[BEGIN DATA PROVIDED]

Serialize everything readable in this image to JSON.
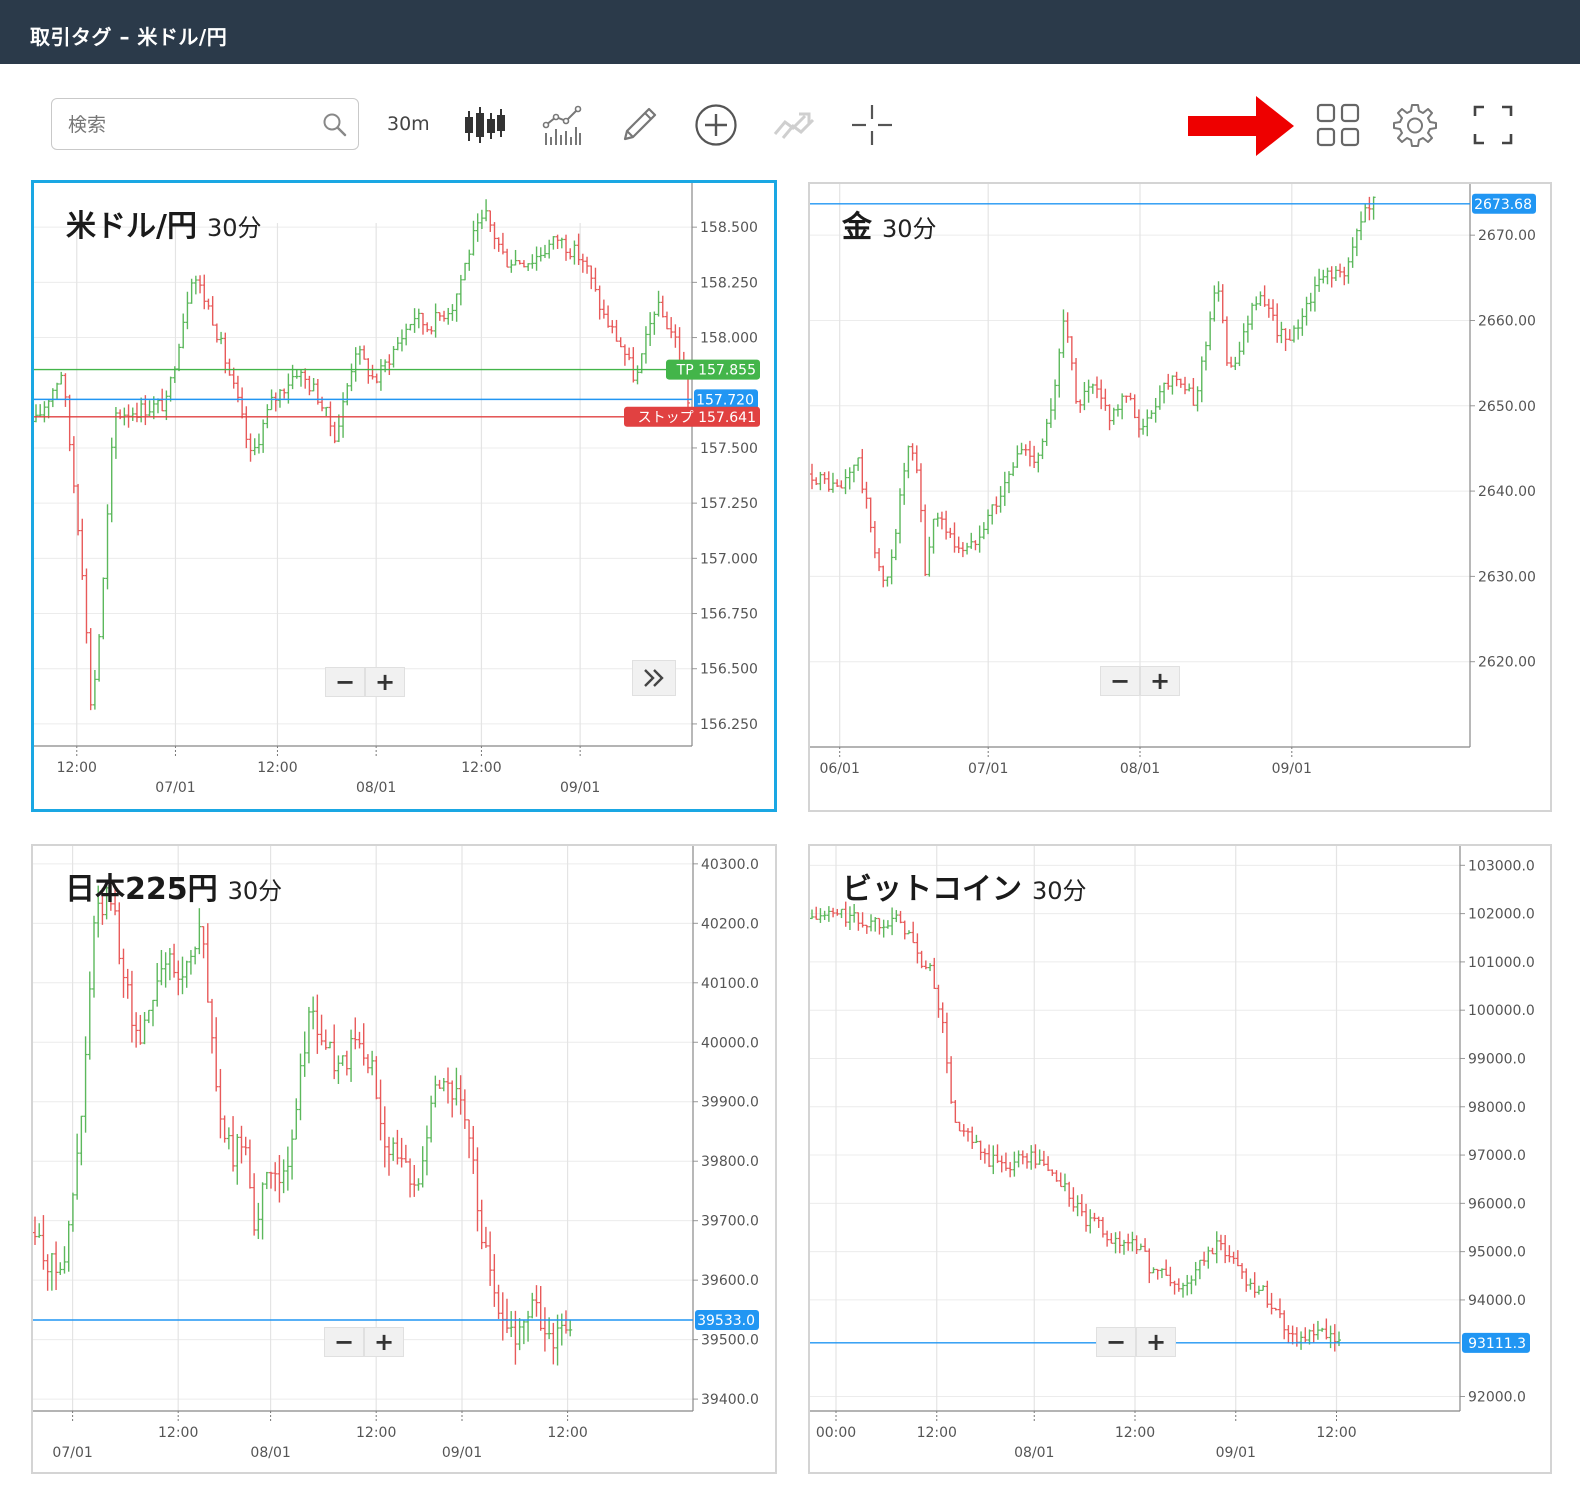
{
  "window": {
    "title": "取引タグ – 米ドル/円"
  },
  "toolbar": {
    "search_placeholder": "検索",
    "timeframe": "30m",
    "icons": [
      "candlestick-icon",
      "indicator-icon",
      "pencil-icon",
      "add-circle-icon",
      "compare-icon",
      "crosshair-icon",
      "layout-grid-icon",
      "gear-icon",
      "fullscreen-icon"
    ]
  },
  "annotation": {
    "arrow_color": "#ee0000"
  },
  "colors": {
    "up": "#5cb85c",
    "down": "#e85a5a",
    "price_line": "#2196f3",
    "tp": "#43b54a",
    "stop": "#e14141",
    "active_border": "#1aa7e3"
  },
  "charts": [
    {
      "name": "米ドル/円",
      "timeframe": "30分",
      "y_range": [
        156.15,
        158.7
      ],
      "y_ticks": [
        "158.500",
        "158.250",
        "158.000",
        "157.500",
        "157.250",
        "157.000",
        "156.750",
        "156.500",
        "156.250"
      ],
      "x_ticks": [
        {
          "top": "12:00",
          "bottom": ""
        },
        {
          "top": "",
          "bottom": "07/01"
        },
        {
          "top": "12:00",
          "bottom": ""
        },
        {
          "top": "",
          "bottom": "08/01"
        },
        {
          "top": "12:00",
          "bottom": ""
        },
        {
          "top": "",
          "bottom": "09/01"
        }
      ],
      "markers": [
        {
          "label": "TP  157.855",
          "value": 157.855,
          "kind": "tp"
        },
        {
          "label": "157.720",
          "value": 157.72,
          "kind": "price"
        },
        {
          "label": "ストップ  157.641",
          "value": 157.641,
          "kind": "stop"
        }
      ],
      "path": [
        [
          0,
          157.62
        ],
        [
          0.04,
          157.85
        ],
        [
          0.07,
          157.0
        ],
        [
          0.085,
          156.3
        ],
        [
          0.1,
          156.75
        ],
        [
          0.12,
          157.65
        ],
        [
          0.2,
          157.7
        ],
        [
          0.22,
          158.0
        ],
        [
          0.24,
          158.3
        ],
        [
          0.27,
          158.1
        ],
        [
          0.29,
          157.9
        ],
        [
          0.31,
          157.7
        ],
        [
          0.33,
          157.45
        ],
        [
          0.36,
          157.7
        ],
        [
          0.4,
          157.85
        ],
        [
          0.43,
          157.75
        ],
        [
          0.46,
          157.55
        ],
        [
          0.49,
          157.95
        ],
        [
          0.52,
          157.8
        ],
        [
          0.55,
          157.95
        ],
        [
          0.58,
          158.1
        ],
        [
          0.6,
          158.05
        ],
        [
          0.64,
          158.15
        ],
        [
          0.67,
          158.45
        ],
        [
          0.69,
          158.55
        ],
        [
          0.72,
          158.35
        ],
        [
          0.76,
          158.35
        ],
        [
          0.8,
          158.45
        ],
        [
          0.84,
          158.35
        ],
        [
          0.87,
          158.1
        ],
        [
          0.9,
          157.95
        ],
        [
          0.92,
          157.8
        ],
        [
          0.95,
          158.15
        ],
        [
          0.98,
          158.0
        ],
        [
          1.0,
          157.72
        ]
      ],
      "vol": 0.06,
      "label_decimals": 3
    },
    {
      "name": "金",
      "timeframe": "30分",
      "y_range": [
        2610,
        2676
      ],
      "y_ticks": [
        "2670.00",
        "2660.00",
        "2650.00",
        "2640.00",
        "2630.00",
        "2620.00"
      ],
      "x_ticks": [
        {
          "top": "",
          "bottom": "06/01"
        },
        {
          "top": "",
          "bottom": "07/01"
        },
        {
          "top": "",
          "bottom": "08/01"
        },
        {
          "top": "",
          "bottom": "09/01"
        }
      ],
      "markers": [
        {
          "label": "2673.68",
          "value": 2673.68,
          "kind": "price"
        }
      ],
      "path": [
        [
          0,
          2642
        ],
        [
          0.05,
          2640
        ],
        [
          0.08,
          2644
        ],
        [
          0.11,
          2634
        ],
        [
          0.13,
          2628
        ],
        [
          0.15,
          2636
        ],
        [
          0.17,
          2645
        ],
        [
          0.19,
          2642
        ],
        [
          0.2,
          2630
        ],
        [
          0.22,
          2638
        ],
        [
          0.25,
          2634
        ],
        [
          0.28,
          2633
        ],
        [
          0.31,
          2637
        ],
        [
          0.34,
          2640
        ],
        [
          0.37,
          2645
        ],
        [
          0.4,
          2644
        ],
        [
          0.43,
          2650
        ],
        [
          0.45,
          2662
        ],
        [
          0.47,
          2650
        ],
        [
          0.5,
          2652
        ],
        [
          0.53,
          2649
        ],
        [
          0.56,
          2651
        ],
        [
          0.59,
          2647
        ],
        [
          0.62,
          2652
        ],
        [
          0.65,
          2654
        ],
        [
          0.68,
          2650
        ],
        [
          0.7,
          2657
        ],
        [
          0.72,
          2665
        ],
        [
          0.74,
          2655
        ],
        [
          0.76,
          2656
        ],
        [
          0.79,
          2663
        ],
        [
          0.82,
          2660
        ],
        [
          0.85,
          2657
        ],
        [
          0.88,
          2662
        ],
        [
          0.92,
          2666
        ],
        [
          0.95,
          2665
        ],
        [
          0.98,
          2673
        ],
        [
          1.0,
          2673.7
        ]
      ],
      "vol": 1.6,
      "label_decimals": 2
    },
    {
      "name": "日本225円",
      "timeframe": "30分",
      "y_range": [
        39380,
        40330
      ],
      "y_ticks": [
        "40300.0",
        "40200.0",
        "40100.0",
        "40000.0",
        "39900.0",
        "39800.0",
        "39700.0",
        "39600.0",
        "39500.0",
        "39400.0"
      ],
      "x_ticks": [
        {
          "top": "",
          "bottom": "07/01"
        },
        {
          "top": "12:00",
          "bottom": ""
        },
        {
          "top": "",
          "bottom": "08/01"
        },
        {
          "top": "12:00",
          "bottom": ""
        },
        {
          "top": "",
          "bottom": "09/01"
        },
        {
          "top": "12:00",
          "bottom": ""
        }
      ],
      "markers": [
        {
          "label": "39533.0",
          "value": 39533.0,
          "kind": "price"
        }
      ],
      "path": [
        [
          0,
          39680
        ],
        [
          0.03,
          39620
        ],
        [
          0.06,
          39650
        ],
        [
          0.09,
          39900
        ],
        [
          0.11,
          40200
        ],
        [
          0.14,
          40250
        ],
        [
          0.17,
          40100
        ],
        [
          0.19,
          40000
        ],
        [
          0.21,
          40050
        ],
        [
          0.24,
          40150
        ],
        [
          0.27,
          40100
        ],
        [
          0.29,
          40150
        ],
        [
          0.31,
          40200
        ],
        [
          0.33,
          40000
        ],
        [
          0.35,
          39850
        ],
        [
          0.37,
          39800
        ],
        [
          0.39,
          39850
        ],
        [
          0.41,
          39700
        ],
        [
          0.43,
          39750
        ],
        [
          0.45,
          39800
        ],
        [
          0.47,
          39750
        ],
        [
          0.49,
          39900
        ],
        [
          0.51,
          40050
        ],
        [
          0.54,
          40000
        ],
        [
          0.57,
          39950
        ],
        [
          0.6,
          40000
        ],
        [
          0.63,
          39950
        ],
        [
          0.65,
          39850
        ],
        [
          0.68,
          39800
        ],
        [
          0.71,
          39750
        ],
        [
          0.74,
          39900
        ],
        [
          0.76,
          39950
        ],
        [
          0.79,
          39900
        ],
        [
          0.81,
          39850
        ],
        [
          0.83,
          39700
        ],
        [
          0.85,
          39600
        ],
        [
          0.87,
          39550
        ],
        [
          0.89,
          39500
        ],
        [
          0.91,
          39530
        ],
        [
          0.93,
          39560
        ],
        [
          0.95,
          39520
        ],
        [
          0.97,
          39500
        ],
        [
          1.0,
          39533
        ]
      ],
      "vol": 40,
      "label_decimals": 1
    },
    {
      "name": "ビットコイン",
      "timeframe": "30分",
      "y_range": [
        91700,
        103400
      ],
      "y_ticks": [
        "103000.0",
        "102000.0",
        "101000.0",
        "100000.0",
        "99000.0",
        "98000.0",
        "97000.0",
        "96000.0",
        "95000.0",
        "94000.0",
        "92000.0"
      ],
      "x_ticks": [
        {
          "top": "00:00",
          "bottom": ""
        },
        {
          "top": "12:00",
          "bottom": ""
        },
        {
          "top": "",
          "bottom": "08/01"
        },
        {
          "top": "12:00",
          "bottom": ""
        },
        {
          "top": "",
          "bottom": "09/01"
        },
        {
          "top": "12:00",
          "bottom": ""
        }
      ],
      "markers": [
        {
          "label": "93111.3",
          "value": 93111.3,
          "kind": "price"
        }
      ],
      "path": [
        [
          0,
          101900
        ],
        [
          0.05,
          102000
        ],
        [
          0.1,
          101800
        ],
        [
          0.15,
          101900
        ],
        [
          0.18,
          101700
        ],
        [
          0.2,
          101100
        ],
        [
          0.23,
          100700
        ],
        [
          0.25,
          99500
        ],
        [
          0.27,
          97600
        ],
        [
          0.3,
          97300
        ],
        [
          0.33,
          96900
        ],
        [
          0.37,
          96800
        ],
        [
          0.41,
          97000
        ],
        [
          0.45,
          96700
        ],
        [
          0.48,
          96300
        ],
        [
          0.52,
          95600
        ],
        [
          0.55,
          95500
        ],
        [
          0.58,
          95100
        ],
        [
          0.61,
          95300
        ],
        [
          0.64,
          94700
        ],
        [
          0.67,
          94500
        ],
        [
          0.7,
          94200
        ],
        [
          0.73,
          94600
        ],
        [
          0.76,
          95100
        ],
        [
          0.79,
          95000
        ],
        [
          0.82,
          94500
        ],
        [
          0.85,
          94200
        ],
        [
          0.87,
          94000
        ],
        [
          0.9,
          93400
        ],
        [
          0.93,
          93200
        ],
        [
          0.96,
          93300
        ],
        [
          1.0,
          93111
        ]
      ],
      "vol": 260,
      "label_decimals": 1
    }
  ]
}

[END DATA PROVIDED]

**TASK DETAILS**
Copy out each line of the listing that holds "value".

**THE RESULT**
          "value": 157.855,
          "value": 157.72,
          "value": 157.641,
          "value": 2673.68,
          "value": 39533.0,
          "value": 93111.3,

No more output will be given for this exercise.